━━━━━ Data entries
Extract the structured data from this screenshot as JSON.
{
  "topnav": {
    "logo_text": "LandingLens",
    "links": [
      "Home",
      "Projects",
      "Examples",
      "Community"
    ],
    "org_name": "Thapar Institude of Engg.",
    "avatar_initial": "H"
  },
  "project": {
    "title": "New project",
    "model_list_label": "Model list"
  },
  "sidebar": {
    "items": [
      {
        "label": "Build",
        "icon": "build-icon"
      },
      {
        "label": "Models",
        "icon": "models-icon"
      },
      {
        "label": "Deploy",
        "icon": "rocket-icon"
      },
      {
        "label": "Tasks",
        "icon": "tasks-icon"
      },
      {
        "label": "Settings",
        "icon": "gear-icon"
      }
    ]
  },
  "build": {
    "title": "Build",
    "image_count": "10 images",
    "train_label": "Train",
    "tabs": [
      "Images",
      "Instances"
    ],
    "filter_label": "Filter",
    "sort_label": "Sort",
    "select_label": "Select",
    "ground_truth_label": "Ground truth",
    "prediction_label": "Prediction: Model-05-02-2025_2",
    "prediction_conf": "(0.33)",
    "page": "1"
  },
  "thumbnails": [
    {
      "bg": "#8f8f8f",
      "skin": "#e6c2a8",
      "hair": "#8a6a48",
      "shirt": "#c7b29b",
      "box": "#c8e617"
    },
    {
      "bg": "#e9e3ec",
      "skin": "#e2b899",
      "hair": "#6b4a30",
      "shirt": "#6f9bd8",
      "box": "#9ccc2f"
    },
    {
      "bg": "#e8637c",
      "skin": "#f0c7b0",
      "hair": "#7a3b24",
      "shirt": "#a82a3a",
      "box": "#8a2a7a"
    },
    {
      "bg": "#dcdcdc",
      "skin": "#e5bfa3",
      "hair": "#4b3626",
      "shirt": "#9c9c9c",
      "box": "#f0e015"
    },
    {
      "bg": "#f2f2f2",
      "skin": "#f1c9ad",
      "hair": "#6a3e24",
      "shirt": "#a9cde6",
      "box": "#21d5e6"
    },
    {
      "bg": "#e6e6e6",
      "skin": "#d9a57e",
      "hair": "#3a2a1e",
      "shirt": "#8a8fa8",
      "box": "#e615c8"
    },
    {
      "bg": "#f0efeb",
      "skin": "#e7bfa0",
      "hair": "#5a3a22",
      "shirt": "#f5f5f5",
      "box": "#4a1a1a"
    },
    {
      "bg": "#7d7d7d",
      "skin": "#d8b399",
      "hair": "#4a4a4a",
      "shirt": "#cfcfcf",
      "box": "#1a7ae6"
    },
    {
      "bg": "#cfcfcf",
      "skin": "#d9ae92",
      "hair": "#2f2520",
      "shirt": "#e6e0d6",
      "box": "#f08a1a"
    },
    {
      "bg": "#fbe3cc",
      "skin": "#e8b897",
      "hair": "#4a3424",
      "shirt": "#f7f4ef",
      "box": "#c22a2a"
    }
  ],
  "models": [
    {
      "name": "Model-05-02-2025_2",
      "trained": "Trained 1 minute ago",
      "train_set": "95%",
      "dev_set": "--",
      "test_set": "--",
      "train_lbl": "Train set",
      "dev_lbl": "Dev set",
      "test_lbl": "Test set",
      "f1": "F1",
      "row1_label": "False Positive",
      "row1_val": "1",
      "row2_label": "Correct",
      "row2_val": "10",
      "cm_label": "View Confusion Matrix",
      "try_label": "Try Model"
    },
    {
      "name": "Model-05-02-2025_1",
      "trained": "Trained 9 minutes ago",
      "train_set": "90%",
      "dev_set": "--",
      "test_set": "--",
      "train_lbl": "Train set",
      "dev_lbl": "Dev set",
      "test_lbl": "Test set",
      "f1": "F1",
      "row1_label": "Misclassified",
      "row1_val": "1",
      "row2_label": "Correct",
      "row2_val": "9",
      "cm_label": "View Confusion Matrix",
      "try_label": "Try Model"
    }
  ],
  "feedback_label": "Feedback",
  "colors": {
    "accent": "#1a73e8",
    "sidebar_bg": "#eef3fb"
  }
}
━━━━━━━━━━
Restate the data above exactly, keeping each word as it stands.

Extract the structured data from this screenshot as JSON.
{
  "topnav": {
    "logo_text": "LandingLens",
    "links": [
      "Home",
      "Projects",
      "Examples",
      "Community"
    ],
    "org_name": "Thapar Institude of Engg.",
    "avatar_initial": "H"
  },
  "project": {
    "title": "New project",
    "model_list_label": "Model list"
  },
  "sidebar": {
    "items": [
      {
        "label": "Build",
        "icon": "build-icon"
      },
      {
        "label": "Models",
        "icon": "models-icon"
      },
      {
        "label": "Deploy",
        "icon": "rocket-icon"
      },
      {
        "label": "Tasks",
        "icon": "tasks-icon"
      },
      {
        "label": "Settings",
        "icon": "gear-icon"
      }
    ]
  },
  "build": {
    "title": "Build",
    "image_count": "10 images",
    "train_label": "Train",
    "tabs": [
      "Images",
      "Instances"
    ],
    "filter_label": "Filter",
    "sort_label": "Sort",
    "select_label": "Select",
    "ground_truth_label": "Ground truth",
    "prediction_label": "Prediction: Model-05-02-2025_2",
    "prediction_conf": "(0.33)",
    "page": "1"
  },
  "thumbnails": [
    {
      "bg": "#8f8f8f",
      "skin": "#e6c2a8",
      "hair": "#8a6a48",
      "shirt": "#c7b29b",
      "box": "#c8e617"
    },
    {
      "bg": "#e9e3ec",
      "skin": "#e2b899",
      "hair": "#6b4a30",
      "shirt": "#6f9bd8",
      "box": "#9ccc2f"
    },
    {
      "bg": "#e8637c",
      "skin": "#f0c7b0",
      "hair": "#7a3b24",
      "shirt": "#a82a3a",
      "box": "#8a2a7a"
    },
    {
      "bg": "#dcdcdc",
      "skin": "#e5bfa3",
      "hair": "#4b3626",
      "shirt": "#9c9c9c",
      "box": "#f0e015"
    },
    {
      "bg": "#f2f2f2",
      "skin": "#f1c9ad",
      "hair": "#6a3e24",
      "shirt": "#a9cde6",
      "box": "#21d5e6"
    },
    {
      "bg": "#e6e6e6",
      "skin": "#d9a57e",
      "hair": "#3a2a1e",
      "shirt": "#8a8fa8",
      "box": "#e615c8"
    },
    {
      "bg": "#f0efeb",
      "skin": "#e7bfa0",
      "hair": "#5a3a22",
      "shirt": "#f5f5f5",
      "box": "#4a1a1a"
    },
    {
      "bg": "#7d7d7d",
      "skin": "#d8b399",
      "hair": "#4a4a4a",
      "shirt": "#cfcfcf",
      "box": "#1a7ae6"
    },
    {
      "bg": "#cfcfcf",
      "skin": "#d9ae92",
      "hair": "#2f2520",
      "shirt": "#e6e0d6",
      "box": "#f08a1a"
    },
    {
      "bg": "#fbe3cc",
      "skin": "#e8b897",
      "hair": "#4a3424",
      "shirt": "#f7f4ef",
      "box": "#c22a2a"
    }
  ],
  "models": [
    {
      "name": "Model-05-02-2025_2",
      "trained": "Trained 1 minute ago",
      "train_set": "95%",
      "dev_set": "--",
      "test_set": "--",
      "train_lbl": "Train set",
      "dev_lbl": "Dev set",
      "test_lbl": "Test set",
      "f1": "F1",
      "row1_label": "False Positive",
      "row1_val": "1",
      "row2_label": "Correct",
      "row2_val": "10",
      "cm_label": "View Confusion Matrix",
      "try_label": "Try Model"
    },
    {
      "name": "Model-05-02-2025_1",
      "trained": "Trained 9 minutes ago",
      "train_set": "90%",
      "dev_set": "--",
      "test_set": "--",
      "train_lbl": "Train set",
      "dev_lbl": "Dev set",
      "test_lbl": "Test set",
      "f1": "F1",
      "row1_label": "Misclassified",
      "row1_val": "1",
      "row2_label": "Correct",
      "row2_val": "9",
      "cm_label": "View Confusion Matrix",
      "try_label": "Try Model"
    }
  ],
  "feedback_label": "Feedback",
  "colors": {
    "accent": "#1a73e8",
    "sidebar_bg": "#eef3fb"
  }
}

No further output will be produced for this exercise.